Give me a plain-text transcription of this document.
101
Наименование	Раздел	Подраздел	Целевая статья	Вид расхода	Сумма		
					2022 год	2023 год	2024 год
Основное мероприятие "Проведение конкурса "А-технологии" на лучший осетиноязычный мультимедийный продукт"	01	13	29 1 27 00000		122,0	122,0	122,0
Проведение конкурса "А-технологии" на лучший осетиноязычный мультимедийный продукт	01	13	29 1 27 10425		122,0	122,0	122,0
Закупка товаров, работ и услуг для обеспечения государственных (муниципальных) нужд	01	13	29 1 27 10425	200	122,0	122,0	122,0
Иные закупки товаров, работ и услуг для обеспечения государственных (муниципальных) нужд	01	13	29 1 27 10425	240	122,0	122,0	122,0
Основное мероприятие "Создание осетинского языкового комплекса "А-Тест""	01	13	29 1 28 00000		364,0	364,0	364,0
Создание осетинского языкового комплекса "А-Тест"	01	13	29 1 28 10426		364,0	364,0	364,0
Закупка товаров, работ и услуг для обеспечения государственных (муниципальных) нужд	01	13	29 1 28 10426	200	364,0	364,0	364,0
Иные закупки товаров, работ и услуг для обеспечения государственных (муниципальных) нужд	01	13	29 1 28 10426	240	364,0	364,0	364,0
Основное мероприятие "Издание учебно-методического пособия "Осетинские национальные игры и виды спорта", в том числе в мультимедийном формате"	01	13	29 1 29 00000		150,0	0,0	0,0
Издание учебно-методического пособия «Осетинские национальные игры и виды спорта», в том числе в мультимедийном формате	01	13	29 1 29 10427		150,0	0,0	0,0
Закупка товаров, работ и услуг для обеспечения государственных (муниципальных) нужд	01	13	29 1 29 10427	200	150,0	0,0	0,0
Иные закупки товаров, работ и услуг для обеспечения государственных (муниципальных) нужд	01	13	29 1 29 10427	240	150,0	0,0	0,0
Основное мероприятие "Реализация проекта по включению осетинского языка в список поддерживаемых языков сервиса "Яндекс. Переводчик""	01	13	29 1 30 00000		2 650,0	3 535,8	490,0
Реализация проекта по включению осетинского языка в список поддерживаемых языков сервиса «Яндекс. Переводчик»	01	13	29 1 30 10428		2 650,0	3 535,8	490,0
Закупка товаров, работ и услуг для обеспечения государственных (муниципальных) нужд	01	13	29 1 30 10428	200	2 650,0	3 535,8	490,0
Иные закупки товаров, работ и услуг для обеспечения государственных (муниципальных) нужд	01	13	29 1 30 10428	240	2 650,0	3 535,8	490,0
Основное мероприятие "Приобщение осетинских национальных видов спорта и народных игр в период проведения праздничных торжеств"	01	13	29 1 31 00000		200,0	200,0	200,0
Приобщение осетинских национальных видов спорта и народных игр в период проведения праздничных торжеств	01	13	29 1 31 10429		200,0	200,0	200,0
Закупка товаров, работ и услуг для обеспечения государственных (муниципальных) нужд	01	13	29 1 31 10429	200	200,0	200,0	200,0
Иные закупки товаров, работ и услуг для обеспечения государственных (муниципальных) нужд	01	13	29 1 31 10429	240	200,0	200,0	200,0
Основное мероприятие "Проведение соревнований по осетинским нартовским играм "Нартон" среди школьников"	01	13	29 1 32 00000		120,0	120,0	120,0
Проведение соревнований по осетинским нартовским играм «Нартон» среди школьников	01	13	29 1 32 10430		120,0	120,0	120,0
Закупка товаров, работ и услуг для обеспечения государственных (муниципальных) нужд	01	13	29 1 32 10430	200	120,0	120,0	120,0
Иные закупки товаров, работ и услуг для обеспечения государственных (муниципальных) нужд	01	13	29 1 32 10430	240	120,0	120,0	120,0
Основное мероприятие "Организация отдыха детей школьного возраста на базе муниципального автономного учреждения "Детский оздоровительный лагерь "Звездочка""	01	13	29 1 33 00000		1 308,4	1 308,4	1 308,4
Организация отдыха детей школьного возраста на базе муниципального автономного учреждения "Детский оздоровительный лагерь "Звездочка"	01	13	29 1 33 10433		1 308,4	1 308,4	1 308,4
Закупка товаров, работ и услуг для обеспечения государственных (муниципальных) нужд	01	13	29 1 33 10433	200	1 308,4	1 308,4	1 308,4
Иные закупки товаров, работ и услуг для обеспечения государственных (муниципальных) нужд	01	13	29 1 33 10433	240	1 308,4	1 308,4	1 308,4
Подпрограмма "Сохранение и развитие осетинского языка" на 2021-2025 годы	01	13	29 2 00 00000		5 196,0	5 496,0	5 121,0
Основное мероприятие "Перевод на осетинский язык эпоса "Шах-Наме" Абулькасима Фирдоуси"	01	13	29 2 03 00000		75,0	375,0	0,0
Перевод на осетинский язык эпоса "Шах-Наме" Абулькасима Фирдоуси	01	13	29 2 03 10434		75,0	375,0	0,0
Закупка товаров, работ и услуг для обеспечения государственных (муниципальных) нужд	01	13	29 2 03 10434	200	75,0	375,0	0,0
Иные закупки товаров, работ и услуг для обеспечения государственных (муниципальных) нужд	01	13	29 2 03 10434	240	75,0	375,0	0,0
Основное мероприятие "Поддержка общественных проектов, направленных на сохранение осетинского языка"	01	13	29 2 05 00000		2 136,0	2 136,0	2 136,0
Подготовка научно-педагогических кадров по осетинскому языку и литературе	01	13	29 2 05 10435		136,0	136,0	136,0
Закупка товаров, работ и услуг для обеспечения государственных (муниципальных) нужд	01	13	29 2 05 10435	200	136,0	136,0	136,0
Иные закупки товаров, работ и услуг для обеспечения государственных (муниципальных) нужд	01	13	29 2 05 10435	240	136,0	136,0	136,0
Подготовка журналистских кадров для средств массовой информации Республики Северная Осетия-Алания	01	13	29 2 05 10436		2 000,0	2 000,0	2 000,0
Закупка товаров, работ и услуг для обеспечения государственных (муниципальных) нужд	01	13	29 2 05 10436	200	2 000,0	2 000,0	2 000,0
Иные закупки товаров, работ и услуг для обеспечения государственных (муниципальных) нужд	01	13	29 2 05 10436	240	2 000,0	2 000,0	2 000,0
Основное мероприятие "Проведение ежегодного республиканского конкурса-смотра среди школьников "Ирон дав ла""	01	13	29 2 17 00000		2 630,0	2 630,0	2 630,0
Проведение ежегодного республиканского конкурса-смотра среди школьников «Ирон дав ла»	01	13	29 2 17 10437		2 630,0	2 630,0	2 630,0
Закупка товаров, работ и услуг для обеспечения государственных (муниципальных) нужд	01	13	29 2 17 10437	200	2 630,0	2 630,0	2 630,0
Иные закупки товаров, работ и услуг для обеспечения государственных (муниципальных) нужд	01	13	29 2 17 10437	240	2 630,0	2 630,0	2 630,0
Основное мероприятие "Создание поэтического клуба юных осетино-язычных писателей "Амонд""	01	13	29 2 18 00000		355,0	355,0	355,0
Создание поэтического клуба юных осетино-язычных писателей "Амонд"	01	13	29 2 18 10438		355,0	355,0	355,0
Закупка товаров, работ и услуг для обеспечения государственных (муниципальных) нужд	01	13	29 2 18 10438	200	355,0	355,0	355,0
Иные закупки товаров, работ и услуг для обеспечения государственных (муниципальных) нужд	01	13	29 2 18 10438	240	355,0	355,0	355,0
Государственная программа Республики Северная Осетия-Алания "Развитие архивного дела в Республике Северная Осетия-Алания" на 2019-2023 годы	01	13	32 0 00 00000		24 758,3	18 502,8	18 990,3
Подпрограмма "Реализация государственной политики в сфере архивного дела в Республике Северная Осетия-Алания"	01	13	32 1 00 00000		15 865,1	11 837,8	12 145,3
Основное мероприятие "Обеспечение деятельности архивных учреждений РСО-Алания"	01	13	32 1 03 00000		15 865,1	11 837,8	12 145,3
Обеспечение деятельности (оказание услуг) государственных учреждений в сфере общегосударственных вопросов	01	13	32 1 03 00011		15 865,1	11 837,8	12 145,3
******************************
• Goal
Which lines in the data above contain "эпоса"? Show each one.

• Written reply
Основное мероприятие "Перевод на осетинский язык эпоса "Шах-Наме" Абулькасима Фирдоуси"	01	13	29 2 03 00000		75,0	375,0	0,0
Перевод на осетинский язык эпоса "Шах-Наме" Абулькасима Фирдоуси	01	13	29 2 03 10434		75,0	375,0	0,0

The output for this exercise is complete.